─── Entries
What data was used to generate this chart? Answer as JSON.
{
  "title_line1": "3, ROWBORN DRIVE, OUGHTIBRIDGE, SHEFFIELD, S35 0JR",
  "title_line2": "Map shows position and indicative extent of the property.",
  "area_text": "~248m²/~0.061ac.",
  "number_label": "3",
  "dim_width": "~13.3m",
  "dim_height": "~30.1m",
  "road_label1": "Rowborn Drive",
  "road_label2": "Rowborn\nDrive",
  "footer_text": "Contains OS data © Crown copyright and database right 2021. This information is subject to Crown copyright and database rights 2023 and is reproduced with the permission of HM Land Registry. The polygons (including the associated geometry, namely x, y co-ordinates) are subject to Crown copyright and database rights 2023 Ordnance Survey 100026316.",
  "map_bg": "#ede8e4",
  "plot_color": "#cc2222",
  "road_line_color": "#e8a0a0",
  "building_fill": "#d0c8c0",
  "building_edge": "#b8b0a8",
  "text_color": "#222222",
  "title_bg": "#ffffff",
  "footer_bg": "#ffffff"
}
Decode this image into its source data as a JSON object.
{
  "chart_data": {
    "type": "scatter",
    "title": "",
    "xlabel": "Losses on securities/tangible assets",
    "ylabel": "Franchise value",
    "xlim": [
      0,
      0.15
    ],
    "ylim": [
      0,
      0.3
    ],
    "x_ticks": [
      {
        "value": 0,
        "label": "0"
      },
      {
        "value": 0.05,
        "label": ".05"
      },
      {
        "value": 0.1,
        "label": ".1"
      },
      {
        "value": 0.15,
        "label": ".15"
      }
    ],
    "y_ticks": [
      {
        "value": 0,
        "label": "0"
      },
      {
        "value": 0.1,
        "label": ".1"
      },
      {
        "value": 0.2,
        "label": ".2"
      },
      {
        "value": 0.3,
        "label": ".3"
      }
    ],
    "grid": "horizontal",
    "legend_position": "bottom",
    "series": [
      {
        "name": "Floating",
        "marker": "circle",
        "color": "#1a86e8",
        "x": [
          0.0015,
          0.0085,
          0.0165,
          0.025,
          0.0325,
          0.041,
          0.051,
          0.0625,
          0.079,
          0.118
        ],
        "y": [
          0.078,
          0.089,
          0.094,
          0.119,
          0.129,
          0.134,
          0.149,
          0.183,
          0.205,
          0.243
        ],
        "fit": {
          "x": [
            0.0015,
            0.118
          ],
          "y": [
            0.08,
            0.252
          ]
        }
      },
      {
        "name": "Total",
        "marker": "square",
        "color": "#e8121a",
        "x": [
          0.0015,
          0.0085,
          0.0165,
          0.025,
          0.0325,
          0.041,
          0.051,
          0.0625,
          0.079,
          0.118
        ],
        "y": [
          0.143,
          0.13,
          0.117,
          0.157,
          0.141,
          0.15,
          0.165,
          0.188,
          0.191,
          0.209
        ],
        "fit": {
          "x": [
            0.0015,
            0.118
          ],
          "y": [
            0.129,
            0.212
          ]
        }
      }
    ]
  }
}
──────
### Required work:
Repeat each record in full; every line must match exactly.

### Complete answer:
What data was used to generate this chart? Answer as JSON.
{
  "title_line1": "3, ROWBORN DRIVE, OUGHTIBRIDGE, SHEFFIELD, S35 0JR",
  "title_line2": "Map shows position and indicative extent of the property.",
  "area_text": "~248m²/~0.061ac.",
  "number_label": "3",
  "dim_width": "~13.3m",
  "dim_height": "~30.1m",
  "road_label1": "Rowborn Drive",
  "road_label2": "Rowborn\nDrive",
  "footer_text": "Contains OS data © Crown copyright and database right 2021. This information is subject to Crown copyright and database rights 2023 and is reproduced with the permission of HM Land Registry. The polygons (including the associated geometry, namely x, y co-ordinates) are subject to Crown copyright and database rights 2023 Ordnance Survey 100026316.",
  "map_bg": "#ede8e4",
  "plot_color": "#cc2222",
  "road_line_color": "#e8a0a0",
  "building_fill": "#d0c8c0",
  "building_edge": "#b8b0a8",
  "text_color": "#222222",
  "title_bg": "#ffffff",
  "footer_bg": "#ffffff"
}
Decode this image into its source data as a JSON object.
{
  "chart_data": {
    "type": "scatter",
    "title": "",
    "xlabel": "Losses on securities/tangible assets",
    "ylabel": "Franchise value",
    "xlim": [
      0,
      0.15
    ],
    "ylim": [
      0,
      0.3
    ],
    "x_ticks": [
      {
        "value": 0,
        "label": "0"
      },
      {
        "value": 0.05,
        "label": ".05"
      },
      {
        "value": 0.1,
        "label": ".1"
      },
      {
        "value": 0.15,
        "label": ".15"
      }
    ],
    "y_ticks": [
      {
        "value": 0,
        "label": "0"
      },
      {
        "value": 0.1,
        "label": ".1"
      },
      {
        "value": 0.2,
        "label": ".2"
      },
      {
        "value": 0.3,
        "label": ".3"
      }
    ],
    "grid": "horizontal",
    "legend_position": "bottom",
    "series": [
      {
        "name": "Floating",
        "marker": "circle",
        "color": "#1a86e8",
        "x": [
          0.0015,
          0.0085,
          0.0165,
          0.025,
          0.0325,
          0.041,
          0.051,
          0.0625,
          0.079,
          0.118
        ],
        "y": [
          0.078,
          0.089,
          0.094,
          0.119,
          0.129,
          0.134,
          0.149,
          0.183,
          0.205,
          0.243
        ],
        "fit": {
          "x": [
            0.0015,
            0.118
          ],
          "y": [
            0.08,
            0.252
          ]
        }
      },
      {
        "name": "Total",
        "marker": "square",
        "color": "#e8121a",
        "x": [
          0.0015,
          0.0085,
          0.0165,
          0.025,
          0.0325,
          0.041,
          0.051,
          0.0625,
          0.079,
          0.118
        ],
        "y": [
          0.143,
          0.13,
          0.117,
          0.157,
          0.141,
          0.15,
          0.165,
          0.188,
          0.191,
          0.209
        ],
        "fit": {
          "x": [
            0.0015,
            0.118
          ],
          "y": [
            0.129,
            0.212
          ]
        }
      }
    ]
  }
}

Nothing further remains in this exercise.